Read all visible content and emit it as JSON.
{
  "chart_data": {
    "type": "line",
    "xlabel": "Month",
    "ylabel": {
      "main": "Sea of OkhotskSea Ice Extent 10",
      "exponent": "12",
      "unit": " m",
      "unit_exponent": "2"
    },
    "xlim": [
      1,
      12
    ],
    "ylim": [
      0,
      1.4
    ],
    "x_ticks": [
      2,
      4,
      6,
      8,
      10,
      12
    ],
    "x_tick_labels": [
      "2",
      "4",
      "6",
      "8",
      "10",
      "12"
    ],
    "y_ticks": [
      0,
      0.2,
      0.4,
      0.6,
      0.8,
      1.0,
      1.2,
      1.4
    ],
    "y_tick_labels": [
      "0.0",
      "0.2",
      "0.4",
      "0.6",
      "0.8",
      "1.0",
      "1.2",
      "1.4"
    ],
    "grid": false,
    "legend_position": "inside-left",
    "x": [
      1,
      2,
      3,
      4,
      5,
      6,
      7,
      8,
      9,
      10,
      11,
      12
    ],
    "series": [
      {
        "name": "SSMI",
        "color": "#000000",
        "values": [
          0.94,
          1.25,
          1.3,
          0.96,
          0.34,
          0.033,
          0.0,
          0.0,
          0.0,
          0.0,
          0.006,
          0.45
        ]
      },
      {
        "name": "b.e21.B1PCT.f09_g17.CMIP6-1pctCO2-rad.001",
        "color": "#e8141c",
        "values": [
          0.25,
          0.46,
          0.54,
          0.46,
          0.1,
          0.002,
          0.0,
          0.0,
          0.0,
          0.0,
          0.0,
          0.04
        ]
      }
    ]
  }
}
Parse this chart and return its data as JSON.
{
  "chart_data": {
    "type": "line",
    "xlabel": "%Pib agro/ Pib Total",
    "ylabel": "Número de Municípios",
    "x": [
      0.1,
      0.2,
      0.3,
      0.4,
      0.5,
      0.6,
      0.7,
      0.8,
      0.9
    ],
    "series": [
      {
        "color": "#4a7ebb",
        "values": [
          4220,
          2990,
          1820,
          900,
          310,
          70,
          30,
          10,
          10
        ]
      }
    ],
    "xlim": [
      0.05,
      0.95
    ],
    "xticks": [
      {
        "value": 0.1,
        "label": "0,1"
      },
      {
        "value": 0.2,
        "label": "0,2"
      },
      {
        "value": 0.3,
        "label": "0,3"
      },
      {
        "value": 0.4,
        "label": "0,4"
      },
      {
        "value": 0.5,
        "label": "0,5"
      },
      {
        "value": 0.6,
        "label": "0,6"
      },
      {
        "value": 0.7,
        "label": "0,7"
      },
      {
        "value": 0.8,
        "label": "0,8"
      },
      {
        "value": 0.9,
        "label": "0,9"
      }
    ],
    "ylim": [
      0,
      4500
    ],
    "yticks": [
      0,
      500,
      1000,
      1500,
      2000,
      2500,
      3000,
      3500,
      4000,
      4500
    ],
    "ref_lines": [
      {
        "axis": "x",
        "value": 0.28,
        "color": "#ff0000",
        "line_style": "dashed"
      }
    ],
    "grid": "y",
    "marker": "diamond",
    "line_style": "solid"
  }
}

**Given task**
From the listing above, extract every line exactly as it stands.

**Answer to this task**
Read all visible content and emit it as JSON.
{
  "chart_data": {
    "type": "line",
    "xlabel": "Month",
    "ylabel": {
      "main": "Sea of OkhotskSea Ice Extent 10",
      "exponent": "12",
      "unit": " m",
      "unit_exponent": "2"
    },
    "xlim": [
      1,
      12
    ],
    "ylim": [
      0,
      1.4
    ],
    "x_ticks": [
      2,
      4,
      6,
      8,
      10,
      12
    ],
    "x_tick_labels": [
      "2",
      "4",
      "6",
      "8",
      "10",
      "12"
    ],
    "y_ticks": [
      0,
      0.2,
      0.4,
      0.6,
      0.8,
      1.0,
      1.2,
      1.4
    ],
    "y_tick_labels": [
      "0.0",
      "0.2",
      "0.4",
      "0.6",
      "0.8",
      "1.0",
      "1.2",
      "1.4"
    ],
    "grid": false,
    "legend_position": "inside-left",
    "x": [
      1,
      2,
      3,
      4,
      5,
      6,
      7,
      8,
      9,
      10,
      11,
      12
    ],
    "series": [
      {
        "name": "SSMI",
        "color": "#000000",
        "values": [
          0.94,
          1.25,
          1.3,
          0.96,
          0.34,
          0.033,
          0.0,
          0.0,
          0.0,
          0.0,
          0.006,
          0.45
        ]
      },
      {
        "name": "b.e21.B1PCT.f09_g17.CMIP6-1pctCO2-rad.001",
        "color": "#e8141c",
        "values": [
          0.25,
          0.46,
          0.54,
          0.46,
          0.1,
          0.002,
          0.0,
          0.0,
          0.0,
          0.0,
          0.0,
          0.04
        ]
      }
    ]
  }
}
Parse this chart and return its data as JSON.
{
  "chart_data": {
    "type": "line",
    "xlabel": "%Pib agro/ Pib Total",
    "ylabel": "Número de Municípios",
    "x": [
      0.1,
      0.2,
      0.3,
      0.4,
      0.5,
      0.6,
      0.7,
      0.8,
      0.9
    ],
    "series": [
      {
        "color": "#4a7ebb",
        "values": [
          4220,
          2990,
          1820,
          900,
          310,
          70,
          30,
          10,
          10
        ]
      }
    ],
    "xlim": [
      0.05,
      0.95
    ],
    "xticks": [
      {
        "value": 0.1,
        "label": "0,1"
      },
      {
        "value": 0.2,
        "label": "0,2"
      },
      {
        "value": 0.3,
        "label": "0,3"
      },
      {
        "value": 0.4,
        "label": "0,4"
      },
      {
        "value": 0.5,
        "label": "0,5"
      },
      {
        "value": 0.6,
        "label": "0,6"
      },
      {
        "value": 0.7,
        "label": "0,7"
      },
      {
        "value": 0.8,
        "label": "0,8"
      },
      {
        "value": 0.9,
        "label": "0,9"
      }
    ],
    "ylim": [
      0,
      4500
    ],
    "yticks": [
      0,
      500,
      1000,
      1500,
      2000,
      2500,
      3000,
      3500,
      4000,
      4500
    ],
    "ref_lines": [
      {
        "axis": "x",
        "value": 0.28,
        "color": "#ff0000",
        "line_style": "dashed"
      }
    ],
    "grid": "y",
    "marker": "diamond",
    "line_style": "solid"
  }
}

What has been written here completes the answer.